▸ **SHORT TASK**:
Reproduce the swimming report between "Rathgeber and company" and "Texas and Florida.", inclusive, swapping each "26th" for "twenty-sixth".

▸ **DOCUMENT SEGMENT**:
──────────────────────────────
In the 400-yard medley relay on March 24, Cromwell’s opening leg put the Crimson into third place in the consolation final. His 100-yard backstroke time of 0:48.19 was just 0.22 seconds behind leader and perennial title contender Georgia. Eventually, however, Harvard found it difficult to keep up with a field dominated by pure sprinters and fell slightly off the pace.

“It was difficult for us,” Cole said. “For me, for example, I’m not a sprinter and I’m not used to those distances. When you’re swimming against guys that are breaking American records, that’s difficult.”

The Crimson met similar competition in the 800-yard freestyle relay, where Florida swimmers that had established the NCAA and US Open records earlier in the year torched the field by over 1.5 seconds. The Harvard relay again came in 15th despite battling the nation’s best sprinters, including Gators freestyler Ryan Lochte—a 2004 Olympic gold medalist in the same event.

“We knew we weren’t going to be one of the top teams as far as relays go,” Rathgeber said. “I know we didn’t really know what we were going to get when we walked in there, but we made the consolation heat and held our own against the top teams in the country and got some points out of it.”

Rathgeber and company proved similarly resilient in Olympic-caliber individual competition as well. Over the weekend, 10 individual University of Minnesota pool records fell and new NCAA marks were established in the 50-yard freestyle, 100-yard freestyle, and 200-yard individual medley.

Rathgeber swam to a 26th-place finish in the 200-yard individual medley preliminaries March 24 with a time of 1:48.23.

The next day, Rathgeber equaled that performance, finishing 26th in the 400-yard IM medley despite entering competition seeded 32nd. He touched the wall in 3:54.73, well ahead of two swimmers each from national powers Texas and Florida.

“[This meet] was an eye-opener for me,” Rathgeber said. “[Coach Tim Murphy] came over and said to me, ‘It’s not really how you perform, but what you get out of this meet.’ This meet really opened me up to the possibilities of the future and how I can train for it.”

Lawler, the EISL champion in both the 100-yard and 200-yard butterfly, placed 41st in the preliminaries of the 100 fly with a time of 0:49.07. He finished off his individual career in the 200 fly March 26, coming in 29th in the preliminary round in 1:48.15.
──────────────────────────────
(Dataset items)
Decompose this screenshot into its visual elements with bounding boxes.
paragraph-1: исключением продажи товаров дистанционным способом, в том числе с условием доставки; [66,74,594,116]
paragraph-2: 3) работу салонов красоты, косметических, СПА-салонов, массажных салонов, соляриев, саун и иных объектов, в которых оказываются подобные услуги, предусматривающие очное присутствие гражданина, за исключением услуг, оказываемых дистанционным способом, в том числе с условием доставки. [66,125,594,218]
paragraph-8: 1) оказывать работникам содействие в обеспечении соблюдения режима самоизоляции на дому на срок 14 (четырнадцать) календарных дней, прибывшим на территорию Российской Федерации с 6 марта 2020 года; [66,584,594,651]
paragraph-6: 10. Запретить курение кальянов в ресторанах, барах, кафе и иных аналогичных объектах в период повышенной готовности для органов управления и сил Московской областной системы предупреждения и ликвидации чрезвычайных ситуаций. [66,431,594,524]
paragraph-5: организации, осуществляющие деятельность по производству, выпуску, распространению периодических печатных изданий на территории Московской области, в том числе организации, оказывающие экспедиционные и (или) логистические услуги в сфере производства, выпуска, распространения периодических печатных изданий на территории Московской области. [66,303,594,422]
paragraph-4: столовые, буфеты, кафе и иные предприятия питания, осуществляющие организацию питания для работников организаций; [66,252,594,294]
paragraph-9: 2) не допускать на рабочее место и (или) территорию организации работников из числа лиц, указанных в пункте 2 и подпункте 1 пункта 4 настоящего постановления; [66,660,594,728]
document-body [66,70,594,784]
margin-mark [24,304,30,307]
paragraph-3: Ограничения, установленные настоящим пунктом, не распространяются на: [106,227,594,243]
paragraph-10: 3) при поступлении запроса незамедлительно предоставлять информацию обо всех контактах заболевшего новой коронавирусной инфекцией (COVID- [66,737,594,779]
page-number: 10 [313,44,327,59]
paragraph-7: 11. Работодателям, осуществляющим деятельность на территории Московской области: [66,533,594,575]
──────────────────────────────
▸ **FULL ANSWER**:
Rathgeber and company proved similarly resilient in Olympic-caliber individual competition as well. Over the weekend, 10 individual University of Minnesota pool records fell and new NCAA marks were established in the 50-yard freestyle, 100-yard freestyle, and 200-yard individual medley.

Rathgeber swam to a twenty-sixth-place finish in the 200-yard individual medley preliminaries March 24 with a time of 1:48.23.

The next day, Rathgeber equaled that performance, finishing twenty-sixth in the 400-yard IM medley despite entering competition seeded 32nd. He touched the wall in 3:54.73, well ahead of two swimmers each from national powers Texas and Florida.